■ Exercise aim ■
Take the entries below and reproduce them word for word.

----- Excerpted data

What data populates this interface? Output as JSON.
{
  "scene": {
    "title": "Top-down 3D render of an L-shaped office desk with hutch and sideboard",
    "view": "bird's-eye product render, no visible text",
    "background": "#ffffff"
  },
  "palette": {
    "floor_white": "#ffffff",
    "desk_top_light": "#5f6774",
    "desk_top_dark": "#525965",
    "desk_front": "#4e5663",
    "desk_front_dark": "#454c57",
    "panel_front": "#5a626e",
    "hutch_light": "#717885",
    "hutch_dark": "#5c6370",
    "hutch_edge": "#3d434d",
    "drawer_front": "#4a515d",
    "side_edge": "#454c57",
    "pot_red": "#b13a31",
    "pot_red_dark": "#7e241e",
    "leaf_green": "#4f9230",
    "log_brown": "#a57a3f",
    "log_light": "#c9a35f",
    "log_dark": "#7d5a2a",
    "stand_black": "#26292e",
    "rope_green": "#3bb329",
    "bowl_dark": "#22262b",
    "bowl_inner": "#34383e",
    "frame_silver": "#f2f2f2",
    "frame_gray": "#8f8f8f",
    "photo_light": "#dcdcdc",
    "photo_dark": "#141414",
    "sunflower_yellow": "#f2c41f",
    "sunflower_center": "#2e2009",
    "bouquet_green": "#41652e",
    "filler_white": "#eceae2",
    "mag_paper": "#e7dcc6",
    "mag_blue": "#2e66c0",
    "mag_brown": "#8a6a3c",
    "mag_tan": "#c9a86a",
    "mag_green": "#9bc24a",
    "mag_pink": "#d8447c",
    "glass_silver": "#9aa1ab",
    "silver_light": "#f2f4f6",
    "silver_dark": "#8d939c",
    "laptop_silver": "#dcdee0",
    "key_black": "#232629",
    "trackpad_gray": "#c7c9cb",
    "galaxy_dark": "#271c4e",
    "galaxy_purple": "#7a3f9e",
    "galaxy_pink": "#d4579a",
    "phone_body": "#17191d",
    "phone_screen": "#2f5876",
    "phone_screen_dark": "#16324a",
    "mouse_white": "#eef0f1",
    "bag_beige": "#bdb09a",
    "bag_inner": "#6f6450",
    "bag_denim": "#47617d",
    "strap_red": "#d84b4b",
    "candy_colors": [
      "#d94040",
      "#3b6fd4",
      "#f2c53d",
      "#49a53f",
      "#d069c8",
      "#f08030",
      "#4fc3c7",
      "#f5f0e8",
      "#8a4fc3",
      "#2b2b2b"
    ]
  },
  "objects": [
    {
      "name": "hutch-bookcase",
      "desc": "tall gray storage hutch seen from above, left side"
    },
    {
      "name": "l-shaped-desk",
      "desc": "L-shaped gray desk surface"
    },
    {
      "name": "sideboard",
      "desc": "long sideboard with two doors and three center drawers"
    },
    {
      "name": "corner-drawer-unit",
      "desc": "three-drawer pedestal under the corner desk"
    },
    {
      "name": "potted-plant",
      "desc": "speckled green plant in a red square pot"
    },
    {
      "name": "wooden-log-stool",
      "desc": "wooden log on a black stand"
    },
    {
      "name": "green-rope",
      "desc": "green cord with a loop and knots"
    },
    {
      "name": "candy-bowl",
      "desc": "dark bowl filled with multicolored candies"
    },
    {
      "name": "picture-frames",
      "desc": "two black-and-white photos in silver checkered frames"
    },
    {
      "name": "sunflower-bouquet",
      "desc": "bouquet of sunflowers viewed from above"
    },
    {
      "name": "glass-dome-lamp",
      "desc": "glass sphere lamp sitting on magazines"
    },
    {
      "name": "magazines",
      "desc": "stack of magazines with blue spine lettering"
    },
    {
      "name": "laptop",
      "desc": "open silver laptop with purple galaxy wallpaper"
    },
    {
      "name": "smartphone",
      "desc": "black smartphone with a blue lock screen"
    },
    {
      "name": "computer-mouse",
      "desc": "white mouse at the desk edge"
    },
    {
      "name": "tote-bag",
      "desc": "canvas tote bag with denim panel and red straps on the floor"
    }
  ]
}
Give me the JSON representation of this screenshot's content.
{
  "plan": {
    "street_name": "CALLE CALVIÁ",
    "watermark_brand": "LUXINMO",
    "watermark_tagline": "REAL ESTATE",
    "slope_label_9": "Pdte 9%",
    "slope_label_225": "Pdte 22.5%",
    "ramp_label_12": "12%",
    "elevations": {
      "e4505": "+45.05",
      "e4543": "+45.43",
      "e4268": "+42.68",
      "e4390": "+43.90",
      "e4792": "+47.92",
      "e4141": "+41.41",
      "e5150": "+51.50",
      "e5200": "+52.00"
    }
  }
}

----------

■ Solved exercise ■
What data populates this interface? Output as JSON.
{
  "scene": {
    "title": "Top-down 3D render of an L-shaped office desk with hutch and sideboard",
    "view": "bird's-eye product render, no visible text",
    "background": "#ffffff"
  },
  "palette": {
    "floor_white": "#ffffff",
    "desk_top_light": "#5f6774",
    "desk_top_dark": "#525965",
    "desk_front": "#4e5663",
    "desk_front_dark": "#454c57",
    "panel_front": "#5a626e",
    "hutch_light": "#717885",
    "hutch_dark": "#5c6370",
    "hutch_edge": "#3d434d",
    "drawer_front": "#4a515d",
    "side_edge": "#454c57",
    "pot_red": "#b13a31",
    "pot_red_dark": "#7e241e",
    "leaf_green": "#4f9230",
    "log_brown": "#a57a3f",
    "log_light": "#c9a35f",
    "log_dark": "#7d5a2a",
    "stand_black": "#26292e",
    "rope_green": "#3bb329",
    "bowl_dark": "#22262b",
    "bowl_inner": "#34383e",
    "frame_silver": "#f2f2f2",
    "frame_gray": "#8f8f8f",
    "photo_light": "#dcdcdc",
    "photo_dark": "#141414",
    "sunflower_yellow": "#f2c41f",
    "sunflower_center": "#2e2009",
    "bouquet_green": "#41652e",
    "filler_white": "#eceae2",
    "mag_paper": "#e7dcc6",
    "mag_blue": "#2e66c0",
    "mag_brown": "#8a6a3c",
    "mag_tan": "#c9a86a",
    "mag_green": "#9bc24a",
    "mag_pink": "#d8447c",
    "glass_silver": "#9aa1ab",
    "silver_light": "#f2f4f6",
    "silver_dark": "#8d939c",
    "laptop_silver": "#dcdee0",
    "key_black": "#232629",
    "trackpad_gray": "#c7c9cb",
    "galaxy_dark": "#271c4e",
    "galaxy_purple": "#7a3f9e",
    "galaxy_pink": "#d4579a",
    "phone_body": "#17191d",
    "phone_screen": "#2f5876",
    "phone_screen_dark": "#16324a",
    "mouse_white": "#eef0f1",
    "bag_beige": "#bdb09a",
    "bag_inner": "#6f6450",
    "bag_denim": "#47617d",
    "strap_red": "#d84b4b",
    "candy_colors": [
      "#d94040",
      "#3b6fd4",
      "#f2c53d",
      "#49a53f",
      "#d069c8",
      "#f08030",
      "#4fc3c7",
      "#f5f0e8",
      "#8a4fc3",
      "#2b2b2b"
    ]
  },
  "objects": [
    {
      "name": "hutch-bookcase",
      "desc": "tall gray storage hutch seen from above, left side"
    },
    {
      "name": "l-shaped-desk",
      "desc": "L-shaped gray desk surface"
    },
    {
      "name": "sideboard",
      "desc": "long sideboard with two doors and three center drawers"
    },
    {
      "name": "corner-drawer-unit",
      "desc": "three-drawer pedestal under the corner desk"
    },
    {
      "name": "potted-plant",
      "desc": "speckled green plant in a red square pot"
    },
    {
      "name": "wooden-log-stool",
      "desc": "wooden log on a black stand"
    },
    {
      "name": "green-rope",
      "desc": "green cord with a loop and knots"
    },
    {
      "name": "candy-bowl",
      "desc": "dark bowl filled with multicolored candies"
    },
    {
      "name": "picture-frames",
      "desc": "two black-and-white photos in silver checkered frames"
    },
    {
      "name": "sunflower-bouquet",
      "desc": "bouquet of sunflowers viewed from above"
    },
    {
      "name": "glass-dome-lamp",
      "desc": "glass sphere lamp sitting on magazines"
    },
    {
      "name": "magazines",
      "desc": "stack of magazines with blue spine lettering"
    },
    {
      "name": "laptop",
      "desc": "open silver laptop with purple galaxy wallpaper"
    },
    {
      "name": "smartphone",
      "desc": "black smartphone with a blue lock screen"
    },
    {
      "name": "computer-mouse",
      "desc": "white mouse at the desk edge"
    },
    {
      "name": "tote-bag",
      "desc": "canvas tote bag with denim panel and red straps on the floor"
    }
  ]
}
Give me the JSON representation of this screenshot's content.
{
  "plan": {
    "street_name": "CALLE CALVIÁ",
    "watermark_brand": "LUXINMO",
    "watermark_tagline": "REAL ESTATE",
    "slope_label_9": "Pdte 9%",
    "slope_label_225": "Pdte 22.5%",
    "ramp_label_12": "12%",
    "elevations": {
      "e4505": "+45.05",
      "e4543": "+45.43",
      "e4268": "+42.68",
      "e4390": "+43.90",
      "e4792": "+47.92",
      "e4141": "+41.41",
      "e5150": "+51.50",
      "e5200": "+52.00"
    }
  }
}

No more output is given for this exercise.